Data extract:
===============
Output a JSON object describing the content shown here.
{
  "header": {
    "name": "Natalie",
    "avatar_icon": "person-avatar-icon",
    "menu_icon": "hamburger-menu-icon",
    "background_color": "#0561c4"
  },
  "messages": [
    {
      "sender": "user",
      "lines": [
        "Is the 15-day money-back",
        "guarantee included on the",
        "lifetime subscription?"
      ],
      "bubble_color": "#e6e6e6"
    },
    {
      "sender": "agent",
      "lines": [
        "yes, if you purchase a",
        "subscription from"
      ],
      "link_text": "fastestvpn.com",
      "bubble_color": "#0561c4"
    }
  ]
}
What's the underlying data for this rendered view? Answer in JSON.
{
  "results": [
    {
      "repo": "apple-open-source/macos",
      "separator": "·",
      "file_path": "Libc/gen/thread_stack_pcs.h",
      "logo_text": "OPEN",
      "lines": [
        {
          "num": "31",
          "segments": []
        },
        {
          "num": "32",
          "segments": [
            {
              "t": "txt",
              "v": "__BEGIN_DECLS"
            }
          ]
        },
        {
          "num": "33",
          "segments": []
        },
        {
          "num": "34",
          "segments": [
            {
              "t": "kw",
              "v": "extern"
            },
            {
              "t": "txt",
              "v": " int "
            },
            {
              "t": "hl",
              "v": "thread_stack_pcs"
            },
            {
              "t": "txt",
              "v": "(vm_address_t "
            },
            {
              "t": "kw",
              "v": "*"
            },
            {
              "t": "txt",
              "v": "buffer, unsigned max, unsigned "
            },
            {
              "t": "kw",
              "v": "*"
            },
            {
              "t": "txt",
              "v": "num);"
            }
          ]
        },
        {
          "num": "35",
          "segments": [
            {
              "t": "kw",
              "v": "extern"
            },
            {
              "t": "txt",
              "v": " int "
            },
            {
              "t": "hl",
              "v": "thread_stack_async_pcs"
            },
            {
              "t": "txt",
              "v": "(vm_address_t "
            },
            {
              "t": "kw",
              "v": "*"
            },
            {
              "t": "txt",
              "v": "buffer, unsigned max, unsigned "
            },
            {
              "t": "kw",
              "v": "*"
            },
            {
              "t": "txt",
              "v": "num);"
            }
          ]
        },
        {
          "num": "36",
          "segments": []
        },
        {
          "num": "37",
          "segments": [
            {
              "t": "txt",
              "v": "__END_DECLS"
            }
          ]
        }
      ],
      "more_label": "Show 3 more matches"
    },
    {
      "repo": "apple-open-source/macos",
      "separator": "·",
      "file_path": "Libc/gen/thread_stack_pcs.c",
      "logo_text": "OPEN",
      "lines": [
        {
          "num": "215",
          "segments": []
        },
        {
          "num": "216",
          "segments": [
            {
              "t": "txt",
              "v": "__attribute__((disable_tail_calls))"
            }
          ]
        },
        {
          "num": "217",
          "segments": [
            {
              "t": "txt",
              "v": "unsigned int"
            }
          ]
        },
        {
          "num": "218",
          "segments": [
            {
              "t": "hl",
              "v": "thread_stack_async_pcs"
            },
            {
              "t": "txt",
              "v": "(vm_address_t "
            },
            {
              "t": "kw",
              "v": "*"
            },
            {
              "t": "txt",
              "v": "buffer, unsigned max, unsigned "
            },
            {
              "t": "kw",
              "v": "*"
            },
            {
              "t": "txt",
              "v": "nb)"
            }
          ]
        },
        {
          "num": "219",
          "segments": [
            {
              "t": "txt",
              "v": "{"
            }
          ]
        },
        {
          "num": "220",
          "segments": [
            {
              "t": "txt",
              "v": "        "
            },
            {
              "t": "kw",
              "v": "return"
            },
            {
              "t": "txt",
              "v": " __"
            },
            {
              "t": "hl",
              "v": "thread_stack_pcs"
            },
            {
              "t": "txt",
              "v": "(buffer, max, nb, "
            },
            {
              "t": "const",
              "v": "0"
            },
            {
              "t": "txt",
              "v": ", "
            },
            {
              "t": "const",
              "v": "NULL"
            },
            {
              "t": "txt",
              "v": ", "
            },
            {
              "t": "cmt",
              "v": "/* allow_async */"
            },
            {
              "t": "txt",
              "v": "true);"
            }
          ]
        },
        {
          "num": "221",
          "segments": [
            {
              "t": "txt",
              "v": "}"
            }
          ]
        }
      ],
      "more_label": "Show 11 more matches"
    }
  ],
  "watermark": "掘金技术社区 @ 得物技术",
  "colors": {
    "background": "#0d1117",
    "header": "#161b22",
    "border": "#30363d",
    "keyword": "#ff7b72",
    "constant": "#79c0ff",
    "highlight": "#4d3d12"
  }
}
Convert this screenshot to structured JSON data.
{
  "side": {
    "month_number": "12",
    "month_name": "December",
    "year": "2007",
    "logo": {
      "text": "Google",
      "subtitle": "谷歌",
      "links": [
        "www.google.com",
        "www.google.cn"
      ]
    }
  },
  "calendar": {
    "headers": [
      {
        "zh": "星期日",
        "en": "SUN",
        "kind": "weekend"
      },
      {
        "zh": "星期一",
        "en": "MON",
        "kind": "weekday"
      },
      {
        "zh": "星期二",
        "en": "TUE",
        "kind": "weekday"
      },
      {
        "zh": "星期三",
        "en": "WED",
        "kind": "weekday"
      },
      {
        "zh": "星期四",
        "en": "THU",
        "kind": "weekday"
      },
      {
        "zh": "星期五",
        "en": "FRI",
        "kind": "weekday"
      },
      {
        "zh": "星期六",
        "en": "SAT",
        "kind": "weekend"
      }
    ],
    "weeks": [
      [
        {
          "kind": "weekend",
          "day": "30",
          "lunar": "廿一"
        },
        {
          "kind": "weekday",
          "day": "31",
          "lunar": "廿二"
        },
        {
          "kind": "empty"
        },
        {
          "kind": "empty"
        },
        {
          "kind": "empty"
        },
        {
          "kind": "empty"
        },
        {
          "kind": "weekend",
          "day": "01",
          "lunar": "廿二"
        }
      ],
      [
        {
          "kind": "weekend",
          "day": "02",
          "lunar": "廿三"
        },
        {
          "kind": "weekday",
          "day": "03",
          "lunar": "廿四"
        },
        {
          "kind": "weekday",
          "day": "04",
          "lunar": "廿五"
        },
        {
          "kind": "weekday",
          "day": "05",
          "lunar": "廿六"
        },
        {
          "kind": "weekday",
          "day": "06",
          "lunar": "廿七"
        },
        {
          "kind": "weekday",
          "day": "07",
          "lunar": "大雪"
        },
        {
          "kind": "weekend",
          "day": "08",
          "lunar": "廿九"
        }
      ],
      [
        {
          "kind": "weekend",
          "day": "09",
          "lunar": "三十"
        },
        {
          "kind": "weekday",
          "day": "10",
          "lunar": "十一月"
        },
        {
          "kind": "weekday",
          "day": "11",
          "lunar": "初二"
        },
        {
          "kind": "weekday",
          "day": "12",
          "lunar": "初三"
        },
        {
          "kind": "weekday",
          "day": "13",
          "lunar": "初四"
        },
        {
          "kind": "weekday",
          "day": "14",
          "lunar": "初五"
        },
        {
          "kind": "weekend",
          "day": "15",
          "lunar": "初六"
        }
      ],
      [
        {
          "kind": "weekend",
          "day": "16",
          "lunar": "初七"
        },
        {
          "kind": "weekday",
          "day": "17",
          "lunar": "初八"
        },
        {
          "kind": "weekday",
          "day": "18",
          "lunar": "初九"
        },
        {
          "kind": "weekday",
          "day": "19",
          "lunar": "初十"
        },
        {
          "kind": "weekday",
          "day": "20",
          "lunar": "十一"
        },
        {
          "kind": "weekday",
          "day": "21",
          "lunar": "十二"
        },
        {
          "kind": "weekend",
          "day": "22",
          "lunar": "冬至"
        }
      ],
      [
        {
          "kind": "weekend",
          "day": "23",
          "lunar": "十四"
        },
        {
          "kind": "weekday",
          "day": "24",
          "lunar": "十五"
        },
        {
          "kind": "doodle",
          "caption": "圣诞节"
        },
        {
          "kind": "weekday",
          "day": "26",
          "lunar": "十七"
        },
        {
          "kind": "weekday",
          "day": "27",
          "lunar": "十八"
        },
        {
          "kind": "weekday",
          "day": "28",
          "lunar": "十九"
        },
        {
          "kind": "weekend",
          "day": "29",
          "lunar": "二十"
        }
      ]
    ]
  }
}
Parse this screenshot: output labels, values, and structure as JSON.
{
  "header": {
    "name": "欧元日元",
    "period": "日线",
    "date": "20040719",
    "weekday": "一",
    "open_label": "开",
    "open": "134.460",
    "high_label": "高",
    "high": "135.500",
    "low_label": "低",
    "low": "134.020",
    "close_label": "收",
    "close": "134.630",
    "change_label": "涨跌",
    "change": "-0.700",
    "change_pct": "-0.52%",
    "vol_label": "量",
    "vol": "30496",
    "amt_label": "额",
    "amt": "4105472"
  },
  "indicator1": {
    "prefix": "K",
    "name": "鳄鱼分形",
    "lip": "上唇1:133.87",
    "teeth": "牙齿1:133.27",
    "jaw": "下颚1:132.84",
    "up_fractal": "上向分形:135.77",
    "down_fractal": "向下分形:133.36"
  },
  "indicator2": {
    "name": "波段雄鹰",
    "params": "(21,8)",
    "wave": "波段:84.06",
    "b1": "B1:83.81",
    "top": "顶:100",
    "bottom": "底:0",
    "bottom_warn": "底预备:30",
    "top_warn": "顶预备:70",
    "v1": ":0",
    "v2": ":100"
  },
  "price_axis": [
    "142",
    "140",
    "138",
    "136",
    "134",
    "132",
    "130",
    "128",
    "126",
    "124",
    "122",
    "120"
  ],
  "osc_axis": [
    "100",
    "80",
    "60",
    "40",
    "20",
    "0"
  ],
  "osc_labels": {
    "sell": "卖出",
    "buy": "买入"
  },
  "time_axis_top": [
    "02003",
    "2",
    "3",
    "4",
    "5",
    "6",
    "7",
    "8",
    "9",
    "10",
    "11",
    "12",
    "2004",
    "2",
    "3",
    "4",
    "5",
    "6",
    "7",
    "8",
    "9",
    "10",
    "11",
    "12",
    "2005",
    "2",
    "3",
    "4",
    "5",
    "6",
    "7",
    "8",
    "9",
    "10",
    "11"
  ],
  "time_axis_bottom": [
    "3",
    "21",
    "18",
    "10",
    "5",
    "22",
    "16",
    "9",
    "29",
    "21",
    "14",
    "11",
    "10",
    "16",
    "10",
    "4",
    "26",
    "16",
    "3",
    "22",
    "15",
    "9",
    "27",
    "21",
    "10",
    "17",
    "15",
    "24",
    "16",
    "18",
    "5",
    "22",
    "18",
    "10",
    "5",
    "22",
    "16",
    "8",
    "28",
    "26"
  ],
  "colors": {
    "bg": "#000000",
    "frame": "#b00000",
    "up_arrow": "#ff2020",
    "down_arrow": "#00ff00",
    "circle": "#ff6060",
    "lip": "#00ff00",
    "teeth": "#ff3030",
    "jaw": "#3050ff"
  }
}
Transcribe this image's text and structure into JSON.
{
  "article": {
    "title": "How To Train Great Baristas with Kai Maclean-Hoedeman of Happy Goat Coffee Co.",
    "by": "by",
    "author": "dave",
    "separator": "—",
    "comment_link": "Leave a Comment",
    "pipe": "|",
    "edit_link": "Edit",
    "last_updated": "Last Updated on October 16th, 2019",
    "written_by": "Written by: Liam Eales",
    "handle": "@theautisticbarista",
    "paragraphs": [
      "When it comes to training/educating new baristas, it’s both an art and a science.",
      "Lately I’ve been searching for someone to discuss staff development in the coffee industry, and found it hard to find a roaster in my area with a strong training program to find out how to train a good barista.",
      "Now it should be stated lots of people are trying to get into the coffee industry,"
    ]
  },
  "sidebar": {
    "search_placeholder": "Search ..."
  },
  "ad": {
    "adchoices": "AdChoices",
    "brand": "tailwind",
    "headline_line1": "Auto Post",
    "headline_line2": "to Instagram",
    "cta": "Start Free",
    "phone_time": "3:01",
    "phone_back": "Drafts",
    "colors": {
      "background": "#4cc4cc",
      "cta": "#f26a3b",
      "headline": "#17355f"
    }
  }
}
===============
Task to carry out: In the listing above, find the line with "Transcribe this image's" and set down that line and all after it exactly, through the final line.

Exercise answer:
Transcribe this image's text and structure into JSON.
{
  "article": {
    "title": "How To Train Great Baristas with Kai Maclean-Hoedeman of Happy Goat Coffee Co.",
    "by": "by",
    "author": "dave",
    "separator": "—",
    "comment_link": "Leave a Comment",
    "pipe": "|",
    "edit_link": "Edit",
    "last_updated": "Last Updated on October 16th, 2019",
    "written_by": "Written by: Liam Eales",
    "handle": "@theautisticbarista",
    "paragraphs": [
      "When it comes to training/educating new baristas, it’s both an art and a science.",
      "Lately I’ve been searching for someone to discuss staff development in the coffee industry, and found it hard to find a roaster in my area with a strong training program to find out how to train a good barista.",
      "Now it should be stated lots of people are trying to get into the coffee industry,"
    ]
  },
  "sidebar": {
    "search_placeholder": "Search ..."
  },
  "ad": {
    "adchoices": "AdChoices",
    "brand": "tailwind",
    "headline_line1": "Auto Post",
    "headline_line2": "to Instagram",
    "cta": "Start Free",
    "phone_time": "3:01",
    "phone_back": "Drafts",
    "colors": {
      "background": "#4cc4cc",
      "cta": "#f26a3b",
      "headline": "#17355f"
    }
  }
}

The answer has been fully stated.